■ DOCUMENT TEXT
Reputation: 1235
In df below there are three groups in the variable 'group' - 'A', 'AB', 'C'. The other columns in the df is assigned to a specific group by suffix - var1_A relates to group A and so forth.
data = pd.DataFrame({'group':['A', 'AB', 'A', 'AB', 'AB', 'C', 'C', 'A', 'A', 'AB'],
'var1_A':['pass', 'fail', 'pass','fail', 'pass']*2,
'var2_A':['pass', 'pass', 'pass','fail', 'pass']*2,
'var1_AB':['pass', 'pass', 'pass','fail', 'pass']*2,
'var2_AB':['pass', 'pass', 'fail','fail', 'pass']*2,
'var1_C':['pass', 'pass', 'pass','fail', 'pass']*2,
'var2_C': ['fail', 'fail', 'fail','fail', 'pass']*2
})
I want for each row count the number of times 'pass' occur. For the instances that belongs to group A I only want to count the variables that are connected to the group A. I want the result in a new column. This would almost do the job.
data['new_col'] = data[data['group']=='A']['var1_A, var2_A].isin(['pass']).sum(1)
data['new_col'] = data[data['group']=='AB']['var1_AB, var2_AB].isin(['pass']).sum(1)

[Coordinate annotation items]

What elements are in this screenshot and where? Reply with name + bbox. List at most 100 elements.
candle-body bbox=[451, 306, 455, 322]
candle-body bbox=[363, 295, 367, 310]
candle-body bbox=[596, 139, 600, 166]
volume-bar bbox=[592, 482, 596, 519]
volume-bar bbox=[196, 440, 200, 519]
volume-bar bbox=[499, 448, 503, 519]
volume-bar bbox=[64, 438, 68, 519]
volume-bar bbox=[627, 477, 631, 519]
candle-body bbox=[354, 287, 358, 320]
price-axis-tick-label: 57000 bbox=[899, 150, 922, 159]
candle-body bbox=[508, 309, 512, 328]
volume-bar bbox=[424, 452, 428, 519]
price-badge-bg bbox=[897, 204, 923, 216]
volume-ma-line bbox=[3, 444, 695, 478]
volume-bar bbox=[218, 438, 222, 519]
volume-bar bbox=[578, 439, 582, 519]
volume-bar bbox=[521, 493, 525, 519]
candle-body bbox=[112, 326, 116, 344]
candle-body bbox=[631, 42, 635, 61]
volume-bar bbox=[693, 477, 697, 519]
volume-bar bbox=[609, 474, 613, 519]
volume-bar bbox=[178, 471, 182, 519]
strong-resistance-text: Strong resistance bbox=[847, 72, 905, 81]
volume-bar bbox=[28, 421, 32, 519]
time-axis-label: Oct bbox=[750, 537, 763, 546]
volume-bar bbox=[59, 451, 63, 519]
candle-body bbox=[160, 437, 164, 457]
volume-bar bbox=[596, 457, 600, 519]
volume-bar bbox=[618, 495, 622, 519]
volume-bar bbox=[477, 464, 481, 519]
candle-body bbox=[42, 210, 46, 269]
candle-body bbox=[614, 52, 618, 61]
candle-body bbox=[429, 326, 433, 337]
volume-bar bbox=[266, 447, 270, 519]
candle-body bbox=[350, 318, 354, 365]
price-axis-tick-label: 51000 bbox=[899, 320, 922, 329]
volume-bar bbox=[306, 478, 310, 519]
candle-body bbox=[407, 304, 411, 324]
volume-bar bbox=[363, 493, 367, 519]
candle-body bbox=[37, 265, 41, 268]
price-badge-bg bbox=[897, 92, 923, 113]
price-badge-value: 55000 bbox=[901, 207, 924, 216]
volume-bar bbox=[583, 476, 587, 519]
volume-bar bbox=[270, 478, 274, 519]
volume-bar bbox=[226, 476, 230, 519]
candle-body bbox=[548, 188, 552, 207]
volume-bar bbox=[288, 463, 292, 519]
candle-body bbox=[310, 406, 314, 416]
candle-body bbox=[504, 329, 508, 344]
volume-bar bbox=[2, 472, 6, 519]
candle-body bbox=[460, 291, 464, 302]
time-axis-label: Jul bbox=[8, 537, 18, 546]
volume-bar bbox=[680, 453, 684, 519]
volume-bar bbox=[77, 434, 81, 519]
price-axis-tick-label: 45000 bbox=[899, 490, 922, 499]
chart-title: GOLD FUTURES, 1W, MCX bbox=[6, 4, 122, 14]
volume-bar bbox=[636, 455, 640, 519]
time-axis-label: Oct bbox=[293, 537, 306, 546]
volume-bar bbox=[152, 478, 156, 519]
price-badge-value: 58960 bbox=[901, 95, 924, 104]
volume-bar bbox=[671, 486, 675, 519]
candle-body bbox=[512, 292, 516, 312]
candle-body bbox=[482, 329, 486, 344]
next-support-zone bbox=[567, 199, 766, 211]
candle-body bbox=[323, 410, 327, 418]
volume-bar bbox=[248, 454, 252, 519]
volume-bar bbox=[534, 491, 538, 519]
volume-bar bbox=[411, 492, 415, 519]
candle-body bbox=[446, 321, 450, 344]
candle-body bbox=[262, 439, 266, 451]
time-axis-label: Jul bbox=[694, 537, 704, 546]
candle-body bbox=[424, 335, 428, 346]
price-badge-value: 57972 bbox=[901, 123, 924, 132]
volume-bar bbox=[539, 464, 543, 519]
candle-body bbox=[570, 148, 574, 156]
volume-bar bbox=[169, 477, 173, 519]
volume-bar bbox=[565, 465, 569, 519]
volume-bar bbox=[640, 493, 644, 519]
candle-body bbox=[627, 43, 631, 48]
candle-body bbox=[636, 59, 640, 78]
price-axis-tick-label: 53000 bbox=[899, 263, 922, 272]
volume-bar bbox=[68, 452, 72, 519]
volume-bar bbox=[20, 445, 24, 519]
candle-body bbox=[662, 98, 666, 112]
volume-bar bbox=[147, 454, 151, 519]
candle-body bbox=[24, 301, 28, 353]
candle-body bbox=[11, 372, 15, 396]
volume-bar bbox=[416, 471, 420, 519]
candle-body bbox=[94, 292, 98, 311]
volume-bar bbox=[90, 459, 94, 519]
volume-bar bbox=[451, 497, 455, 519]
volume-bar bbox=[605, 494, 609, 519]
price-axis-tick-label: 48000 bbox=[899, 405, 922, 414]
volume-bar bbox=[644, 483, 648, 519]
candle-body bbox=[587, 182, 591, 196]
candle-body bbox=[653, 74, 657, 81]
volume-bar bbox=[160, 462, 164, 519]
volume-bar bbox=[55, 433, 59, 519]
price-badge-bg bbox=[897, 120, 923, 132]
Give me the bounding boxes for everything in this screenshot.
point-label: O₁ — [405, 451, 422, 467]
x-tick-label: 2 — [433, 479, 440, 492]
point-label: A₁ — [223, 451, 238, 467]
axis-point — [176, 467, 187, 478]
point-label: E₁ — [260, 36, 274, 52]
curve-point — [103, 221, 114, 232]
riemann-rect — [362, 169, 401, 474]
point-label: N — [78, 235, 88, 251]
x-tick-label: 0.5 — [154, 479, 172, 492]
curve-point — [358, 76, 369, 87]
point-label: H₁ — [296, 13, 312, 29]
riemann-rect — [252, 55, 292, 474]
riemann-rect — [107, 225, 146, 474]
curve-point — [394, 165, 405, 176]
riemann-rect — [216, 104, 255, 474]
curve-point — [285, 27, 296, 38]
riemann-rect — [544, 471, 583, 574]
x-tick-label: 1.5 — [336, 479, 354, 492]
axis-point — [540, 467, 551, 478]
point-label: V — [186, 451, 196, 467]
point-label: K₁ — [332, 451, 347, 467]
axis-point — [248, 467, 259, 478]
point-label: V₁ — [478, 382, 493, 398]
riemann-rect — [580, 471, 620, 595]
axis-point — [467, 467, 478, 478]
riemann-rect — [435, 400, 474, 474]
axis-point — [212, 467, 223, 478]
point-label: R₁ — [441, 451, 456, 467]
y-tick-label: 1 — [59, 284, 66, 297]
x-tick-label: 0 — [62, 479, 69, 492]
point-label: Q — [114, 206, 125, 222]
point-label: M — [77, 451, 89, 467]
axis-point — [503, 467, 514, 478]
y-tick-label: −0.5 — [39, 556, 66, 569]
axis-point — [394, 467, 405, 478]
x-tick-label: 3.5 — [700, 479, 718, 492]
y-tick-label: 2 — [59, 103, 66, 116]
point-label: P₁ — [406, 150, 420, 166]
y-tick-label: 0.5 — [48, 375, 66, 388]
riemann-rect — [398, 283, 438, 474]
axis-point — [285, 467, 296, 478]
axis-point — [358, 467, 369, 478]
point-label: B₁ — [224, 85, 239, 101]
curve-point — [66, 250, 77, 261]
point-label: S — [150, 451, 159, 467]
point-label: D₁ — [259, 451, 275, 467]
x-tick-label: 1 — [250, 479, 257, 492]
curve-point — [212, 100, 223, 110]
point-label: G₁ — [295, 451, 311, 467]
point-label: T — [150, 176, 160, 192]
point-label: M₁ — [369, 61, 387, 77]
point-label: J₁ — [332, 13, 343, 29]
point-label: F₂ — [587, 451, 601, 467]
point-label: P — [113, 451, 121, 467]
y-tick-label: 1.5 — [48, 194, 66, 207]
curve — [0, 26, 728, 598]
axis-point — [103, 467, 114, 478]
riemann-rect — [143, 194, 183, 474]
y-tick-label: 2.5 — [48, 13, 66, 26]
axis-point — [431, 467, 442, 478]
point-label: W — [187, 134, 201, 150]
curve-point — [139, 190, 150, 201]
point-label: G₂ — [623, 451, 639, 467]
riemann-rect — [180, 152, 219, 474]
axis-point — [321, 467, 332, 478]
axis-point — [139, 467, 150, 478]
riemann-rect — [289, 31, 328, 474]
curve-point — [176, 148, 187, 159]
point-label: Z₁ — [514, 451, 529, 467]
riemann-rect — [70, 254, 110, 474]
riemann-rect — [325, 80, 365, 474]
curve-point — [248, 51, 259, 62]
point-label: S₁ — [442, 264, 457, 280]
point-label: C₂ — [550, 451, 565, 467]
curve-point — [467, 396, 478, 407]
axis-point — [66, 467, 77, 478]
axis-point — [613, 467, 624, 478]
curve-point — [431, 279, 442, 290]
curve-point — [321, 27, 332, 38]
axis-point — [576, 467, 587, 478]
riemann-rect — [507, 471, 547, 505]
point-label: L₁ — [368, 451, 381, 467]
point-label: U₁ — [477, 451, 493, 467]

■ EXERCISE DESCRIPTION
In the pandas post, how is each of the other columns assigned to a specific group? The items above come from a different source than the pandas post.

■ CORRECT ANSWER
By its suffix, so var1_A relates to group A.